◆ **DESCRIPTION OF THE TASK**
Copy out the lines that have "Department" in them.

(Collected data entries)
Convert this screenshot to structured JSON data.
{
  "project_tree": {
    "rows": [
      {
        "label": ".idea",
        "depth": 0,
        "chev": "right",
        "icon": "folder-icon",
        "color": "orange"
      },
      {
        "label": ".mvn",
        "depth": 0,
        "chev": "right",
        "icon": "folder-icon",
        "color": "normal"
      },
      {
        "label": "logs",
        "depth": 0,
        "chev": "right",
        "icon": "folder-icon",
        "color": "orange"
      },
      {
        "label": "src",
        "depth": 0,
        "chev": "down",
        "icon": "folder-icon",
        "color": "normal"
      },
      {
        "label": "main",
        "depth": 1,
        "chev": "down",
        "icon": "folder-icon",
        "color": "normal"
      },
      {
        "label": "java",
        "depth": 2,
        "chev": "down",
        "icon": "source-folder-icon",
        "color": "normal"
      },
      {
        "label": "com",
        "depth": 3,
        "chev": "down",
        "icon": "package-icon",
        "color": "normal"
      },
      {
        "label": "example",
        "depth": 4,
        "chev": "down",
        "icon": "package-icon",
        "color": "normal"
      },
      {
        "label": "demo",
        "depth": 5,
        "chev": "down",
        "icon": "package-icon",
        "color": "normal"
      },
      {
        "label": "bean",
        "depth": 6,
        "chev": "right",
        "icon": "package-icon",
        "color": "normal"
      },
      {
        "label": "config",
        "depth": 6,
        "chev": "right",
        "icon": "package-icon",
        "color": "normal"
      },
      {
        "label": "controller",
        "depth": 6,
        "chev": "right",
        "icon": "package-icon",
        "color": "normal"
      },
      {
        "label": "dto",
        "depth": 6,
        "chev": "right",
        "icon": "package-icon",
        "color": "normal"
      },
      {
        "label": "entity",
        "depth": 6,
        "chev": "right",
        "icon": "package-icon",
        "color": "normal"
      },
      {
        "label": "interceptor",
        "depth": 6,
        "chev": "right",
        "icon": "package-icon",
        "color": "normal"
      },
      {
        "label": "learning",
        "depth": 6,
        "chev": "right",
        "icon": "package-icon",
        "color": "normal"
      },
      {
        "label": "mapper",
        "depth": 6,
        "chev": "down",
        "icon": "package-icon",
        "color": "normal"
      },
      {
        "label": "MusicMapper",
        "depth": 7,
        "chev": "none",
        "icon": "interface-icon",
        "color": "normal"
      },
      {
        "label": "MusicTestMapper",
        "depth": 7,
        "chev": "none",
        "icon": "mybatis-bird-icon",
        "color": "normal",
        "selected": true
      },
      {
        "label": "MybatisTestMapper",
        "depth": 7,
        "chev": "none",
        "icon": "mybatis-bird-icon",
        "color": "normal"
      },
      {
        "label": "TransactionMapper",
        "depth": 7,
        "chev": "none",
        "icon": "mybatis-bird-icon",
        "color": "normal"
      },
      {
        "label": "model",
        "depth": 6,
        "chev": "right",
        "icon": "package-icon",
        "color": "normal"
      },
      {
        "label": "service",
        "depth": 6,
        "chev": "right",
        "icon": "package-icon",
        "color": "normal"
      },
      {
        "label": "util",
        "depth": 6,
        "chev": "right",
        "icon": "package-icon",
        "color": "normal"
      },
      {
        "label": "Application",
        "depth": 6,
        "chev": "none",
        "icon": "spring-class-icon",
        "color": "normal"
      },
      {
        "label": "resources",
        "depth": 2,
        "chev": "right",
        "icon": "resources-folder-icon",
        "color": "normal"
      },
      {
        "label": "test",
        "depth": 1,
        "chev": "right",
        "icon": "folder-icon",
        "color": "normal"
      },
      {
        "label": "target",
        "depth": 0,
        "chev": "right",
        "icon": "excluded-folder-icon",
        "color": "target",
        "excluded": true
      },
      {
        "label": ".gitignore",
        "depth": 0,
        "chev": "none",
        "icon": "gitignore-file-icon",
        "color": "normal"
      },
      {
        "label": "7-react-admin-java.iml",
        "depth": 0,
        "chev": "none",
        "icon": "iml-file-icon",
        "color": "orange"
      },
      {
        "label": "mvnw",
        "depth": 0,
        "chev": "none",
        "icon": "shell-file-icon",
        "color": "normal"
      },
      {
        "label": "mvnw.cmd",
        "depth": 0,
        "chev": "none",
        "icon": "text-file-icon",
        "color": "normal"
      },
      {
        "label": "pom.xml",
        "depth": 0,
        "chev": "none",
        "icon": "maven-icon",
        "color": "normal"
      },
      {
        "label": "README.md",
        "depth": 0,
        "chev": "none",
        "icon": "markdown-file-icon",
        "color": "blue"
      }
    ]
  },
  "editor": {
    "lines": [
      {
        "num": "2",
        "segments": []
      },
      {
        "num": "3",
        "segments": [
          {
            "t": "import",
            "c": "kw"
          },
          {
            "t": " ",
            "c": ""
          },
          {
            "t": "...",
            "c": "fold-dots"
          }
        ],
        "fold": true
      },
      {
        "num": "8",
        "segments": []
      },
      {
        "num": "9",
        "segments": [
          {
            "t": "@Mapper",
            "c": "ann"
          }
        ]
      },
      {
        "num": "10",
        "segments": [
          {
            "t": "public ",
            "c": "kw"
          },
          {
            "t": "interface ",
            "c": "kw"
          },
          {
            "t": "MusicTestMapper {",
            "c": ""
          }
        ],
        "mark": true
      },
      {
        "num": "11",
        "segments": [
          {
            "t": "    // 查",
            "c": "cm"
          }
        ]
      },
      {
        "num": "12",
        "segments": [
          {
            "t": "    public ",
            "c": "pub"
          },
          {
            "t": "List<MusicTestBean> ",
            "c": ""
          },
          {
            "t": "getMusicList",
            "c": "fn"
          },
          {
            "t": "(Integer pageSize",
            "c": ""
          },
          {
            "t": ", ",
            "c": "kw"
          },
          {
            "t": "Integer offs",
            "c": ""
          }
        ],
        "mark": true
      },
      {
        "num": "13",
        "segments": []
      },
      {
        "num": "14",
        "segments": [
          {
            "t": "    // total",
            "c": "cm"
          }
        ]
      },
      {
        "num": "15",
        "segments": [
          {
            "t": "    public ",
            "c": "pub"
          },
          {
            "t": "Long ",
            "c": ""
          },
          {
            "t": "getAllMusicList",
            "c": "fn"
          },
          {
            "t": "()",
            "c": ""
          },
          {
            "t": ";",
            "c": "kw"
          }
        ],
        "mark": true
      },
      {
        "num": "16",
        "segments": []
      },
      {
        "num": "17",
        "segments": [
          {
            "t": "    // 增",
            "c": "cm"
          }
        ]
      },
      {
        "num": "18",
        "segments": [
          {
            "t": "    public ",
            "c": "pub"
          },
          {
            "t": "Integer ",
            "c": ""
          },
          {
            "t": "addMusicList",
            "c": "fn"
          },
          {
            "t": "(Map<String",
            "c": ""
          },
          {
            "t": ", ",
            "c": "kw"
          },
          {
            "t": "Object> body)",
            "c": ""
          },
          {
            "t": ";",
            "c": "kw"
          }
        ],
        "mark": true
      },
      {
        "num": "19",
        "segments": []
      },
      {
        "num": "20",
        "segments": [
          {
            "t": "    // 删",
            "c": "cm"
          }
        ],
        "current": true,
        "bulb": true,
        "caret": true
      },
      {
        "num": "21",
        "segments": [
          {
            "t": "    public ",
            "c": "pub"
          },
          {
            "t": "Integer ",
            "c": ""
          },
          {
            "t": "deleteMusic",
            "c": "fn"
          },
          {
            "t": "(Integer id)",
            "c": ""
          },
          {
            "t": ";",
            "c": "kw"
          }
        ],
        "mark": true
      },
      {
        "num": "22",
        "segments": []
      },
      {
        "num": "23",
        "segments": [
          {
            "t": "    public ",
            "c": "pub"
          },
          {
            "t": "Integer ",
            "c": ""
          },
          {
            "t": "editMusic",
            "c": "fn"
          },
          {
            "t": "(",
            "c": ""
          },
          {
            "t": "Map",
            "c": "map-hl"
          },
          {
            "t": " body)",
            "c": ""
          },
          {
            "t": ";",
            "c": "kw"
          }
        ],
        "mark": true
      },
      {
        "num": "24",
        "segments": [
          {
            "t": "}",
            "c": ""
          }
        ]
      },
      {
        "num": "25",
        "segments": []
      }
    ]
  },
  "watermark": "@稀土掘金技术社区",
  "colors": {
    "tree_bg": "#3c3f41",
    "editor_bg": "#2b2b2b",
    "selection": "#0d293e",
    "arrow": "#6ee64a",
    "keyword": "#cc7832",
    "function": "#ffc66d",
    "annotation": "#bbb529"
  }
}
...
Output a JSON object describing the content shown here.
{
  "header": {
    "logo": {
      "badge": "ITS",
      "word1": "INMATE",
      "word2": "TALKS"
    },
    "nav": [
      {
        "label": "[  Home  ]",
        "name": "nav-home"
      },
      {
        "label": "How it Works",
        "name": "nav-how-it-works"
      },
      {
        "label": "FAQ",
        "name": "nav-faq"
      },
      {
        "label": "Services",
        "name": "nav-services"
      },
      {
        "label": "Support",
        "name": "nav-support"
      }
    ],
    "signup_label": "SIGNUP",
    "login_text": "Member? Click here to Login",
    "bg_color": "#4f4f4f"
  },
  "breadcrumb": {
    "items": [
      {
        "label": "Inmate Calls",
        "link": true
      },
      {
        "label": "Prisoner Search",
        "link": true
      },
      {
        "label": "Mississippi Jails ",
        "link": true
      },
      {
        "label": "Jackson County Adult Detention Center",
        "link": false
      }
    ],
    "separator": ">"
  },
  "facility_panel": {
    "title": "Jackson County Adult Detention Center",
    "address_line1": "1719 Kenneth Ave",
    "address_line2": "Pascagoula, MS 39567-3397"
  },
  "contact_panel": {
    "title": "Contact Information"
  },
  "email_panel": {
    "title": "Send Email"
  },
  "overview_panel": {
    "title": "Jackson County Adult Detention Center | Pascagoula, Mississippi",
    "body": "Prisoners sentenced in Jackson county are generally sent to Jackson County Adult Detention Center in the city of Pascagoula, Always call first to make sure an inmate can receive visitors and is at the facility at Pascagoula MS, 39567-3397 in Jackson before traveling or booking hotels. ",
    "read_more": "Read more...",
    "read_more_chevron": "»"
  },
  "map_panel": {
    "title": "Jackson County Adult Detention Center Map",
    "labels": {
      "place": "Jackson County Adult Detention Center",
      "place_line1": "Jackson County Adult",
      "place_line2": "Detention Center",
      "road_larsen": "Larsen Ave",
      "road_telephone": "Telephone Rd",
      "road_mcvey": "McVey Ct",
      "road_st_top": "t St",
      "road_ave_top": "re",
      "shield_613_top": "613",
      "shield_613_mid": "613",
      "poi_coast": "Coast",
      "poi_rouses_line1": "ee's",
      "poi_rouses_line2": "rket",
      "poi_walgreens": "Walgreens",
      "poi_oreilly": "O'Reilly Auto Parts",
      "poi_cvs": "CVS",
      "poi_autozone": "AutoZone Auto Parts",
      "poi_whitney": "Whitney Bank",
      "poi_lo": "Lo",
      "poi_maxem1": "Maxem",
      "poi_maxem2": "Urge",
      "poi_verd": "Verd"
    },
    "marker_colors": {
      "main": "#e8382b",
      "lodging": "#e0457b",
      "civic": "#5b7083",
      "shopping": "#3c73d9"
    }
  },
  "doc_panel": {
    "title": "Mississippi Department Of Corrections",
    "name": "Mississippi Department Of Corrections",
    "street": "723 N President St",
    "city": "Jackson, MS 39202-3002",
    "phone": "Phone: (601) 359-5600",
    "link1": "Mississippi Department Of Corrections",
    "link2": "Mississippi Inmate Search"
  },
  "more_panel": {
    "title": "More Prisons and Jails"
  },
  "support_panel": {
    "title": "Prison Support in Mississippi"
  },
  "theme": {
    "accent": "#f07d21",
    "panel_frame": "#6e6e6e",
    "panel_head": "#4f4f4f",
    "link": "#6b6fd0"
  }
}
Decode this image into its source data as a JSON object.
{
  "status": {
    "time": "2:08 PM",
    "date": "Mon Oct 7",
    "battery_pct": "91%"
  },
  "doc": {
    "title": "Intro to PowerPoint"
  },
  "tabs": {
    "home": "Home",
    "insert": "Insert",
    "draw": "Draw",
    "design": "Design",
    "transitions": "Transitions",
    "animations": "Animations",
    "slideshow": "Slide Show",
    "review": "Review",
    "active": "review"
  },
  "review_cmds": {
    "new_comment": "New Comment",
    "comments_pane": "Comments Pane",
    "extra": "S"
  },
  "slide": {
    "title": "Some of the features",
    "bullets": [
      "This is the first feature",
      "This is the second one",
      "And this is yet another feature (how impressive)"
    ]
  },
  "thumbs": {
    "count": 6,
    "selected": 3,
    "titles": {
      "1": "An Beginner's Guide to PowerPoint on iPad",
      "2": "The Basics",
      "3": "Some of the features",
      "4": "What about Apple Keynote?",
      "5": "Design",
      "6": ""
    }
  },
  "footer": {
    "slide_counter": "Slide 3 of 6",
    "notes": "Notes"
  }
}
---
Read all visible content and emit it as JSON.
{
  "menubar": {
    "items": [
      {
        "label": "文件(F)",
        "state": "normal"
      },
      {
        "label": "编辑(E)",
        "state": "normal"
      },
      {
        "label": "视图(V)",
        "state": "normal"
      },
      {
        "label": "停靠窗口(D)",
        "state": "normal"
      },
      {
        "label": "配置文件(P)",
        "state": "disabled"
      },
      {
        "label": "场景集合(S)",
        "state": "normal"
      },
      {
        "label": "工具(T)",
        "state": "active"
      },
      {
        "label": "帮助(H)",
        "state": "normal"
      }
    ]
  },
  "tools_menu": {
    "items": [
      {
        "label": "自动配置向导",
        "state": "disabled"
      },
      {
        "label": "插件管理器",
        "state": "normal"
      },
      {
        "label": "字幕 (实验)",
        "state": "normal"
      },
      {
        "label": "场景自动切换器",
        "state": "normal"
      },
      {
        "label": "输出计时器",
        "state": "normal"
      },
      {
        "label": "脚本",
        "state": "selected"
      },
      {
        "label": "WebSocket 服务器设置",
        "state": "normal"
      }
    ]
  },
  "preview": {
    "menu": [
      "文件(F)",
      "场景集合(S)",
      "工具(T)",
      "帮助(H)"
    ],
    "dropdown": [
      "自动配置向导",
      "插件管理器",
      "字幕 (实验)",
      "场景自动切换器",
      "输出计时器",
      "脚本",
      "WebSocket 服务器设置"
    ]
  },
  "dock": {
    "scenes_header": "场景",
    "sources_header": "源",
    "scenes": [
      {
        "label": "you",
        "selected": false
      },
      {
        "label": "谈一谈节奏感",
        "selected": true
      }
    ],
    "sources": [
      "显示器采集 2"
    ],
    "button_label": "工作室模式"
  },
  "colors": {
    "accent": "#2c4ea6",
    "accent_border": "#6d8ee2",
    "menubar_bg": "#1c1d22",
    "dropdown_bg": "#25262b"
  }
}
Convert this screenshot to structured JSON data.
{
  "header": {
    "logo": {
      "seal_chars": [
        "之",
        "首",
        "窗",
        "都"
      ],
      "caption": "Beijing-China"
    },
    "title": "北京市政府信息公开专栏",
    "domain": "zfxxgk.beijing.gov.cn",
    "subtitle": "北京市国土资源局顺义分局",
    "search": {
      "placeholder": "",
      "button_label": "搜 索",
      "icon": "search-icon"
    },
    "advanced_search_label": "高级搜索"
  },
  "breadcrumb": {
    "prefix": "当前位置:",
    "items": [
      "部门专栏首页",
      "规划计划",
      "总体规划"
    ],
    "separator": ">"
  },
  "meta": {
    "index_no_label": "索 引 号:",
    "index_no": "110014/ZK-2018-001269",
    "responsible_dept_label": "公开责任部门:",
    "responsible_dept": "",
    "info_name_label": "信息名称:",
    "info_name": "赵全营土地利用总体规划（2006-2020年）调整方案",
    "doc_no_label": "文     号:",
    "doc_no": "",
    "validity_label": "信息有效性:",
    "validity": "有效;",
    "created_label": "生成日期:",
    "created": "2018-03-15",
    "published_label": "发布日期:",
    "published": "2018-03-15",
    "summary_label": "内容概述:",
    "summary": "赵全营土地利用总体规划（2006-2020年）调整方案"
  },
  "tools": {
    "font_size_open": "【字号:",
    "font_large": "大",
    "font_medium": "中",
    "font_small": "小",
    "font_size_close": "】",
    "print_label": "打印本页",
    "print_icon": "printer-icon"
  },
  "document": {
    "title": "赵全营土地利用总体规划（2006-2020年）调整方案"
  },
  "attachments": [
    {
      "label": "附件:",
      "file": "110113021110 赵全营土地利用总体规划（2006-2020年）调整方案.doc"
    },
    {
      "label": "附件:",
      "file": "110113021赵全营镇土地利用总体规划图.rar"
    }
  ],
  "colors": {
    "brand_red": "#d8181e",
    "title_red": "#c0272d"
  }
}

◆ **RESULT OF THE EXERCISE**
    "title": "Mississippi Department Of Corrections",
    "name": "Mississippi Department Of Corrections",
    "link1": "Mississippi Department Of Corrections",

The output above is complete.